Алина однолетка – дворцовая цыганочка Катя. А рядом с говорящим Вячеславом, почти прильнув к нему, – какой-то грязный 15-летний оболтус, у которого непрестанно течет из носу. Чувствую, что вся зала принимает его за сына Вячеслава. («Бедный поэт!» – «Да, дети великих отцов…» – «Хоть бы ему носовой платок завел…» – «Впрочем – поэт, – не замечает!..») – А еще больше чувствую, что этого именно и боится Вячеслав, – и не могу – давлюсь от смеха – вгрызаюсь в платок…
Вячеслав говорит о солнце соблазняющем, о солнце слепом, об огне неизменном (огонь не растет – феникс сгорает и вновь возрождается – солнце каждый день восходит и каждый день заходит – отсутствие развития – неподвижность). Надо быть солнцем, а не как солнце. Бальмонт – не только влюбленный соловей, но и костер самосжигающий.

(Задания):
(1) Кто в отрывке о выступлении Вячеслава назван однолеткой Али?
(2) Переведите на английский язык предложение из отрывка о выступлении Вячеслава: «Надо быть солнцем, а не как солнце.»
(3) Продолжите отрывок о выступлении Вячеслава, начиная сразу после его последнего предложения.
Листинг здесь не понадобится.

(Исходные данные):

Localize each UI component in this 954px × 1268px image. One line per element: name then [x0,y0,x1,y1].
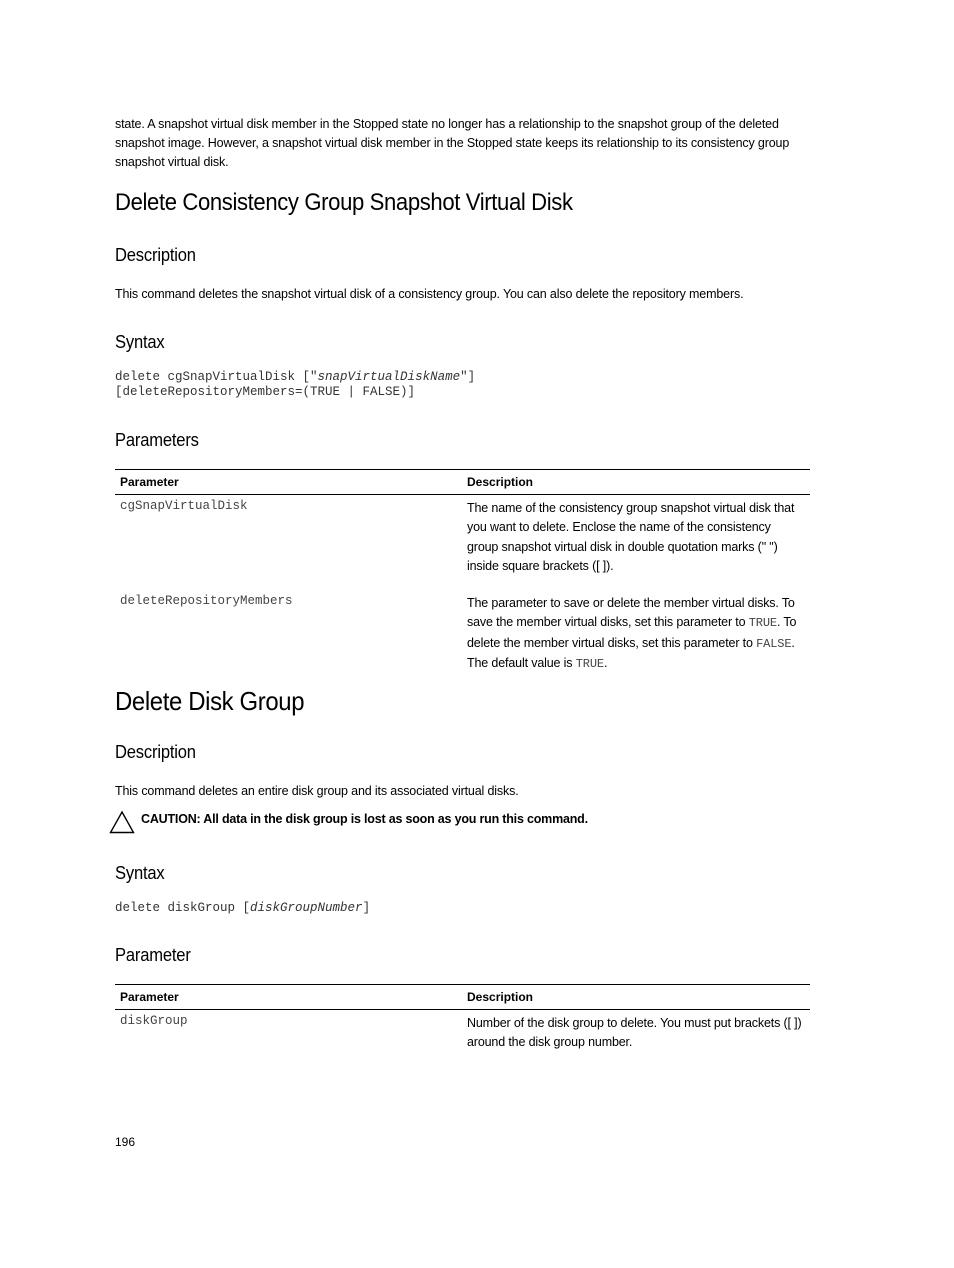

(Ответы):
(1) Дворцовая цыганочка Катя.

(2) One must be the sun, and not be like the sun.

(3)
Потом приветствие английских гостей – толстая мужеподобная англичанка – шляпа вроде кепи с ушами, мелькают слова: пролетариат – Интернационал. И Бальмонт: «Прекрасная английская гостья», – и чистосердечно, ибо: раз женщина – то уже прекрасна и вдвойне прекрасна – раз гостья (славянское гостеприимство!).
Говорит о союзе всех поэтов мира, о нелюбви к слову Интернационал и о замене его «всенародным»… «Я никогда не был поэтом рабочих, – не пришлось, – всегда уводили какие-то другие [97] пути. Но может быть, это еще будет, ибо поэт – больше всего: завтрашний день»… о несправедливости накрытого стола жизни для одних и объедков для других. Просто, человечески. Обеими руками подписываюсь.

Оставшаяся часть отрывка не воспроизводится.